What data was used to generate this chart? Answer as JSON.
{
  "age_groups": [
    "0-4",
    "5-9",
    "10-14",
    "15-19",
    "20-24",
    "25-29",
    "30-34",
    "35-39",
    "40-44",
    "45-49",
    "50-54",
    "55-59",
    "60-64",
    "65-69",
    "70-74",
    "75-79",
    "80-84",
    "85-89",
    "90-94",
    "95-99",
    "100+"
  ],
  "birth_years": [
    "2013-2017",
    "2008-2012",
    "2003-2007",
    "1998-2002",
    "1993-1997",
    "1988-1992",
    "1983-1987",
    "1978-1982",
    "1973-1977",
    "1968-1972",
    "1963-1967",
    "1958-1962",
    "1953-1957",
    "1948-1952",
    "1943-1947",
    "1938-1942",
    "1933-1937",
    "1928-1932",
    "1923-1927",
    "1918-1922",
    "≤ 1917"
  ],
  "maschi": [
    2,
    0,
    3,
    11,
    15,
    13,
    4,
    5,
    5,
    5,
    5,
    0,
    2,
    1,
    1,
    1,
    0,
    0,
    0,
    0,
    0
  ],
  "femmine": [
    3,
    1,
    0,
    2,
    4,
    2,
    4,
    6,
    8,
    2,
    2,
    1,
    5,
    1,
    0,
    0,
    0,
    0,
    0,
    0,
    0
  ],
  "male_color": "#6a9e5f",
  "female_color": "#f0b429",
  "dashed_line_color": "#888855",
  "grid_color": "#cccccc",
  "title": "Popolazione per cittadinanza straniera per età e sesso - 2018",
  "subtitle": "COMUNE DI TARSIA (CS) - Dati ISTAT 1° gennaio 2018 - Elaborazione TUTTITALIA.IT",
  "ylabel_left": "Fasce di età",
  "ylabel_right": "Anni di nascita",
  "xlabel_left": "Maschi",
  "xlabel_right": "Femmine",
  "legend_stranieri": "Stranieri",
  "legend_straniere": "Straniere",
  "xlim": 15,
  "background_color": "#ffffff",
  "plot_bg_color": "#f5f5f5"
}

Required work —
Retype every record above exactly as written.

Correct response —
What data was used to generate this chart? Answer as JSON.
{
  "age_groups": [
    "0-4",
    "5-9",
    "10-14",
    "15-19",
    "20-24",
    "25-29",
    "30-34",
    "35-39",
    "40-44",
    "45-49",
    "50-54",
    "55-59",
    "60-64",
    "65-69",
    "70-74",
    "75-79",
    "80-84",
    "85-89",
    "90-94",
    "95-99",
    "100+"
  ],
  "birth_years": [
    "2013-2017",
    "2008-2012",
    "2003-2007",
    "1998-2002",
    "1993-1997",
    "1988-1992",
    "1983-1987",
    "1978-1982",
    "1973-1977",
    "1968-1972",
    "1963-1967",
    "1958-1962",
    "1953-1957",
    "1948-1952",
    "1943-1947",
    "1938-1942",
    "1933-1937",
    "1928-1932",
    "1923-1927",
    "1918-1922",
    "≤ 1917"
  ],
  "maschi": [
    2,
    0,
    3,
    11,
    15,
    13,
    4,
    5,
    5,
    5,
    5,
    0,
    2,
    1,
    1,
    1,
    0,
    0,
    0,
    0,
    0
  ],
  "femmine": [
    3,
    1,
    0,
    2,
    4,
    2,
    4,
    6,
    8,
    2,
    2,
    1,
    5,
    1,
    0,
    0,
    0,
    0,
    0,
    0,
    0
  ],
  "male_color": "#6a9e5f",
  "female_color": "#f0b429",
  "dashed_line_color": "#888855",
  "grid_color": "#cccccc",
  "title": "Popolazione per cittadinanza straniera per età e sesso - 2018",
  "subtitle": "COMUNE DI TARSIA (CS) - Dati ISTAT 1° gennaio 2018 - Elaborazione TUTTITALIA.IT",
  "ylabel_left": "Fasce di età",
  "ylabel_right": "Anni di nascita",
  "xlabel_left": "Maschi",
  "xlabel_right": "Femmine",
  "legend_stranieri": "Stranieri",
  "legend_straniere": "Straniere",
  "xlim": 15,
  "background_color": "#ffffff",
  "plot_bg_color": "#f5f5f5"
}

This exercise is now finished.